● **Task instructions**
Find the word "caption" in the listing; pull out each line holding it.

● **Extracted entries**
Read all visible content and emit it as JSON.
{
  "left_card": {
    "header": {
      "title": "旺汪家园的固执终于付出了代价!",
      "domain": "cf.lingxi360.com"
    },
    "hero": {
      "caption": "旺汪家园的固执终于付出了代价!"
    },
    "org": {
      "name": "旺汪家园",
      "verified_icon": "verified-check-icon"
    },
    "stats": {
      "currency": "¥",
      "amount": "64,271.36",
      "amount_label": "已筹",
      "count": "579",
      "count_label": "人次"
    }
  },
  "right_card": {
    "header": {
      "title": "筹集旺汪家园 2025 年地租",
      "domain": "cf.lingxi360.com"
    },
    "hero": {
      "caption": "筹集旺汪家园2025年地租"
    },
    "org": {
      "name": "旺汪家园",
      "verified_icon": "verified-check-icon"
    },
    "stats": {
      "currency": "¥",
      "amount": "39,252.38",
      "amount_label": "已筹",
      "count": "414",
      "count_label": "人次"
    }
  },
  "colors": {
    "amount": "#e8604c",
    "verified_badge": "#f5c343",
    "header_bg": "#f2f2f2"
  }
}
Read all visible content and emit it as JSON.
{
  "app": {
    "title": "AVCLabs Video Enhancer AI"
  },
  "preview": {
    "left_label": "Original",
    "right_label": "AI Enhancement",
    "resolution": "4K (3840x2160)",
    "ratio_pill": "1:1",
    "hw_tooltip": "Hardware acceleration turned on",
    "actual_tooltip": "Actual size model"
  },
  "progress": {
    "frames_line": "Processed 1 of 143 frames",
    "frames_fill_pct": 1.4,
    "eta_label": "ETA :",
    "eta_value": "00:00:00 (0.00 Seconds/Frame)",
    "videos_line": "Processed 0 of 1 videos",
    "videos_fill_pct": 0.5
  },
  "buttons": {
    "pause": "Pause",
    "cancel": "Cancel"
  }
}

● **Answer for the task**
      "caption": "旺汪家园的固执终于付出了代价!"
      "caption": "筹集旺汪家园2025年地租"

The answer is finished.